- _Task prompt_:
Restate the full set of records exactly, without adding or dropping a word.

Dataset listings of figures:

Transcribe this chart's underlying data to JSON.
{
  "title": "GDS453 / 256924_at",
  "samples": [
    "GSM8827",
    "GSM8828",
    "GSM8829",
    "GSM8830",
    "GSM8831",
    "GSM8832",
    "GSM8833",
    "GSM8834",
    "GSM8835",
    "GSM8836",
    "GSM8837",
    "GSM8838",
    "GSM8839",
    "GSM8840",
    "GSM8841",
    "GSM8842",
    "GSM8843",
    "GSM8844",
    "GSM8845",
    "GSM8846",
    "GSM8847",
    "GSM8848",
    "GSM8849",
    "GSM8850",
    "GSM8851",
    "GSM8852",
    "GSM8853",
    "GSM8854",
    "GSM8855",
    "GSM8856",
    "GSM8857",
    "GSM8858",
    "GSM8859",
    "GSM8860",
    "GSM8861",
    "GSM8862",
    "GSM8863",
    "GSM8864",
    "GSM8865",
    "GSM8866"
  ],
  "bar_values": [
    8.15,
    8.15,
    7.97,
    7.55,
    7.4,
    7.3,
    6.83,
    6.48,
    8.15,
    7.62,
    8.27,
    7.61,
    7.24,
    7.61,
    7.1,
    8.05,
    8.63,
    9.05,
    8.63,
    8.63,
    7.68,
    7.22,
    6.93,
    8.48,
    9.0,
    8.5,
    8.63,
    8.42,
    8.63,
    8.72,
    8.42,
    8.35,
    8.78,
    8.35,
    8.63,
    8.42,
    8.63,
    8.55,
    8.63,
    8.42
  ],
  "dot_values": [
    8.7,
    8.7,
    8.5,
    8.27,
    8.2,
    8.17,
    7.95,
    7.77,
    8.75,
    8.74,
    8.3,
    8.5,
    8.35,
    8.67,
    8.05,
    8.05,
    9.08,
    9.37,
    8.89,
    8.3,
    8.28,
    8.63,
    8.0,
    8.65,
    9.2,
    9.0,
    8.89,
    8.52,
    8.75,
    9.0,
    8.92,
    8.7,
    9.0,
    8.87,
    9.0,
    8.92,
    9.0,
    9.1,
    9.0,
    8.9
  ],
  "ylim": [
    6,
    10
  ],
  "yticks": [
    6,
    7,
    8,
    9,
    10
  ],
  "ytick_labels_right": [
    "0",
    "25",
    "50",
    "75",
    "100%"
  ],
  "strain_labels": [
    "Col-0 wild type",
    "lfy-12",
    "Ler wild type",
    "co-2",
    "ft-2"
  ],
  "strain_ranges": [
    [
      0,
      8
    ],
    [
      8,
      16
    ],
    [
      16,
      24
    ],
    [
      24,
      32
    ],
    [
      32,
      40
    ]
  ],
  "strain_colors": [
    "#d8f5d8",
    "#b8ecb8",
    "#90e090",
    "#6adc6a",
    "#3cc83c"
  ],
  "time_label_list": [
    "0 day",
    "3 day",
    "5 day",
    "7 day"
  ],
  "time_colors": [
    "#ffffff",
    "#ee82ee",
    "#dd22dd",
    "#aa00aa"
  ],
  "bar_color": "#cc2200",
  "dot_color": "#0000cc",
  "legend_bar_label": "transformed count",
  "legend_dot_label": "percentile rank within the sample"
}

- _Answer to this exercise_:
Transcribe this chart's underlying data to JSON.
{
  "title": "GDS453 / 256924_at",
  "samples": [
    "GSM8827",
    "GSM8828",
    "GSM8829",
    "GSM8830",
    "GSM8831",
    "GSM8832",
    "GSM8833",
    "GSM8834",
    "GSM8835",
    "GSM8836",
    "GSM8837",
    "GSM8838",
    "GSM8839",
    "GSM8840",
    "GSM8841",
    "GSM8842",
    "GSM8843",
    "GSM8844",
    "GSM8845",
    "GSM8846",
    "GSM8847",
    "GSM8848",
    "GSM8849",
    "GSM8850",
    "GSM8851",
    "GSM8852",
    "GSM8853",
    "GSM8854",
    "GSM8855",
    "GSM8856",
    "GSM8857",
    "GSM8858",
    "GSM8859",
    "GSM8860",
    "GSM8861",
    "GSM8862",
    "GSM8863",
    "GSM8864",
    "GSM8865",
    "GSM8866"
  ],
  "bar_values": [
    8.15,
    8.15,
    7.97,
    7.55,
    7.4,
    7.3,
    6.83,
    6.48,
    8.15,
    7.62,
    8.27,
    7.61,
    7.24,
    7.61,
    7.1,
    8.05,
    8.63,
    9.05,
    8.63,
    8.63,
    7.68,
    7.22,
    6.93,
    8.48,
    9.0,
    8.5,
    8.63,
    8.42,
    8.63,
    8.72,
    8.42,
    8.35,
    8.78,
    8.35,
    8.63,
    8.42,
    8.63,
    8.55,
    8.63,
    8.42
  ],
  "dot_values": [
    8.7,
    8.7,
    8.5,
    8.27,
    8.2,
    8.17,
    7.95,
    7.77,
    8.75,
    8.74,
    8.3,
    8.5,
    8.35,
    8.67,
    8.05,
    8.05,
    9.08,
    9.37,
    8.89,
    8.3,
    8.28,
    8.63,
    8.0,
    8.65,
    9.2,
    9.0,
    8.89,
    8.52,
    8.75,
    9.0,
    8.92,
    8.7,
    9.0,
    8.87,
    9.0,
    8.92,
    9.0,
    9.1,
    9.0,
    8.9
  ],
  "ylim": [
    6,
    10
  ],
  "yticks": [
    6,
    7,
    8,
    9,
    10
  ],
  "ytick_labels_right": [
    "0",
    "25",
    "50",
    "75",
    "100%"
  ],
  "strain_labels": [
    "Col-0 wild type",
    "lfy-12",
    "Ler wild type",
    "co-2",
    "ft-2"
  ],
  "strain_ranges": [
    [
      0,
      8
    ],
    [
      8,
      16
    ],
    [
      16,
      24
    ],
    [
      24,
      32
    ],
    [
      32,
      40
    ]
  ],
  "strain_colors": [
    "#d8f5d8",
    "#b8ecb8",
    "#90e090",
    "#6adc6a",
    "#3cc83c"
  ],
  "time_label_list": [
    "0 day",
    "3 day",
    "5 day",
    "7 day"
  ],
  "time_colors": [
    "#ffffff",
    "#ee82ee",
    "#dd22dd",
    "#aa00aa"
  ],
  "bar_color": "#cc2200",
  "dot_color": "#0000cc",
  "legend_bar_label": "transformed count",
  "legend_dot_label": "percentile rank within the sample"
}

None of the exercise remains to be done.